Update the lines from the line with "menu-item[interactable]: HELP xyxy=(207,8,230,19)" up to and including the line with "app-icon[interactable] xyxy=(847,694,868,714)" by replacing each "app-icon" with "taskbar-icon", keeping everything else unchanged. Return only those lines.

Element and coordinate records:

--- --- ---

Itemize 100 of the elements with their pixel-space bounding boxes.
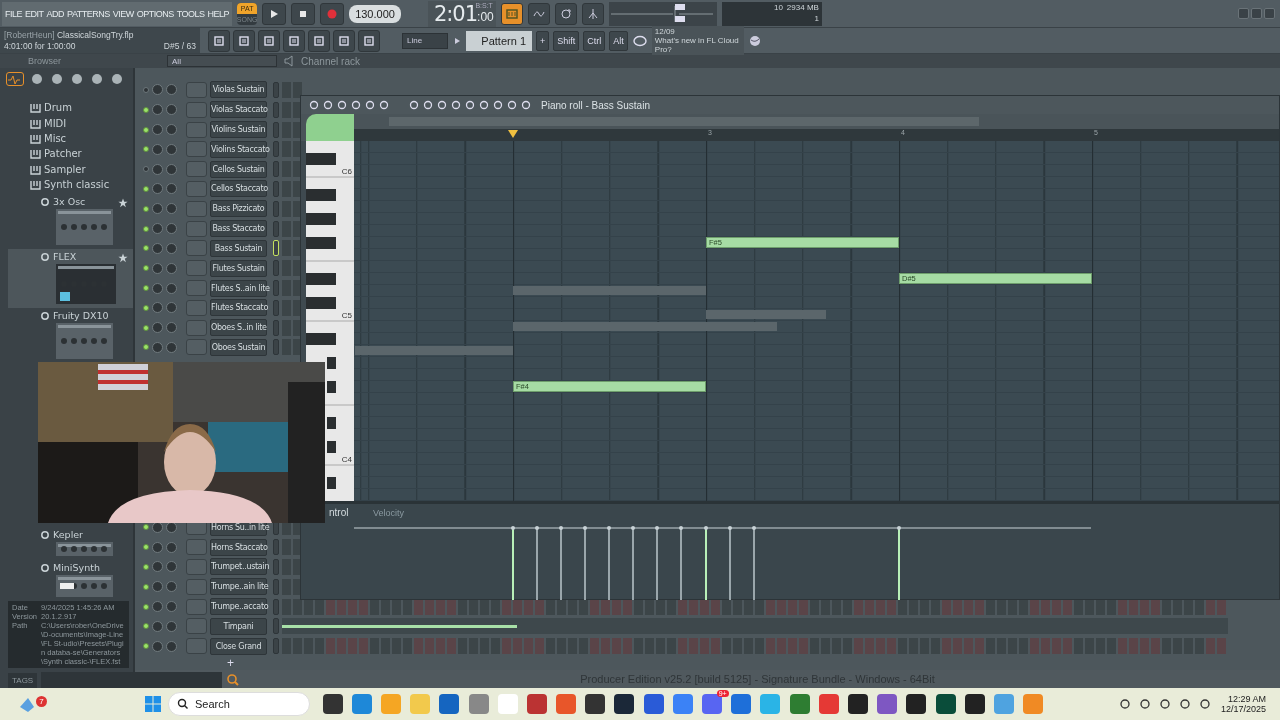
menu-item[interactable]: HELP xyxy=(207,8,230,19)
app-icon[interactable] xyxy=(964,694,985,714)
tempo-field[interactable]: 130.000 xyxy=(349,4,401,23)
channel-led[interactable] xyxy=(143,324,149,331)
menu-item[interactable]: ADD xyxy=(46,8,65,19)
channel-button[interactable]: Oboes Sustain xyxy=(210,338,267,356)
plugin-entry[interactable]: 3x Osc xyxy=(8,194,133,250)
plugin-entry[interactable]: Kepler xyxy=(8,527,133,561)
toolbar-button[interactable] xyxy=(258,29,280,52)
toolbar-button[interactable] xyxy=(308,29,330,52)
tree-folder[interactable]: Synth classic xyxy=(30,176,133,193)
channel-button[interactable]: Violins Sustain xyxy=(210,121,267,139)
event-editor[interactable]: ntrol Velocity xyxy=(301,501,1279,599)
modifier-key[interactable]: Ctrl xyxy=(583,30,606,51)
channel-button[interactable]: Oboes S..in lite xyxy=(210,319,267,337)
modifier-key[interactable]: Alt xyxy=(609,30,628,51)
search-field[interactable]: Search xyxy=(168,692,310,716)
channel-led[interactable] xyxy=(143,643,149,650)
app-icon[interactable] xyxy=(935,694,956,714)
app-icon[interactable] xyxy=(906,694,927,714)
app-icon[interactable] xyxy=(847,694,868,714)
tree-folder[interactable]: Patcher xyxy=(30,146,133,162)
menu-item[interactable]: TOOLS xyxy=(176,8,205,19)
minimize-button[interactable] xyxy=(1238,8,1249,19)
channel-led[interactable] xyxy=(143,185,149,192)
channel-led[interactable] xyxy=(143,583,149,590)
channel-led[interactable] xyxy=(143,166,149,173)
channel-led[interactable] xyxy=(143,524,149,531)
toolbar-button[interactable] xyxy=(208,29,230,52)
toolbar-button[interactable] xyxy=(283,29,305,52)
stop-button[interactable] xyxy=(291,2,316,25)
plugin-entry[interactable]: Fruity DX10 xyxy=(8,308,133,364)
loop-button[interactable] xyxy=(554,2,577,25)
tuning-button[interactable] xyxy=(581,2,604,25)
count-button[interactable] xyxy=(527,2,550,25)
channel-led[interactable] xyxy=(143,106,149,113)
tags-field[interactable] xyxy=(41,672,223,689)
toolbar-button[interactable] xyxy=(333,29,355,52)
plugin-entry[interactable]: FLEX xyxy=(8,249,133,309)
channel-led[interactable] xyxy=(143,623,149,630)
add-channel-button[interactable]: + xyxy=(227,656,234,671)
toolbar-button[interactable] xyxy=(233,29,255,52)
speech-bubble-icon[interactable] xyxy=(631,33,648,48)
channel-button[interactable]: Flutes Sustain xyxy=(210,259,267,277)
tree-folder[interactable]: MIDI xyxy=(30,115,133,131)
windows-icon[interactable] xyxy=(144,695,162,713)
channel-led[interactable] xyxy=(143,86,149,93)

--- --- ---

Worked answer:
menu-item[interactable]: HELP xyxy=(207,8,230,19)
taskbar-icon[interactable] xyxy=(964,694,985,714)
tempo-field[interactable]: 130.000 xyxy=(349,4,401,23)
channel-led[interactable] xyxy=(143,324,149,331)
menu-item[interactable]: ADD xyxy=(46,8,65,19)
channel-button[interactable]: Oboes Sustain xyxy=(210,338,267,356)
plugin-entry[interactable]: 3x Osc xyxy=(8,194,133,250)
plugin-entry[interactable]: Kepler xyxy=(8,527,133,561)
toolbar-button[interactable] xyxy=(258,29,280,52)
toolbar-button[interactable] xyxy=(308,29,330,52)
tree-folder[interactable]: Synth classic xyxy=(30,176,133,193)
channel-button[interactable]: Violins Sustain xyxy=(210,121,267,139)
event-editor[interactable]: ntrol Velocity xyxy=(301,501,1279,599)
modifier-key[interactable]: Ctrl xyxy=(583,30,606,51)
channel-button[interactable]: Oboes S..in lite xyxy=(210,319,267,337)
modifier-key[interactable]: Alt xyxy=(609,30,628,51)
search-field[interactable]: Search xyxy=(168,692,310,716)
channel-led[interactable] xyxy=(143,643,149,650)
taskbar-icon[interactable] xyxy=(935,694,956,714)
taskbar-icon[interactable] xyxy=(906,694,927,714)
taskbar-icon[interactable] xyxy=(847,694,868,714)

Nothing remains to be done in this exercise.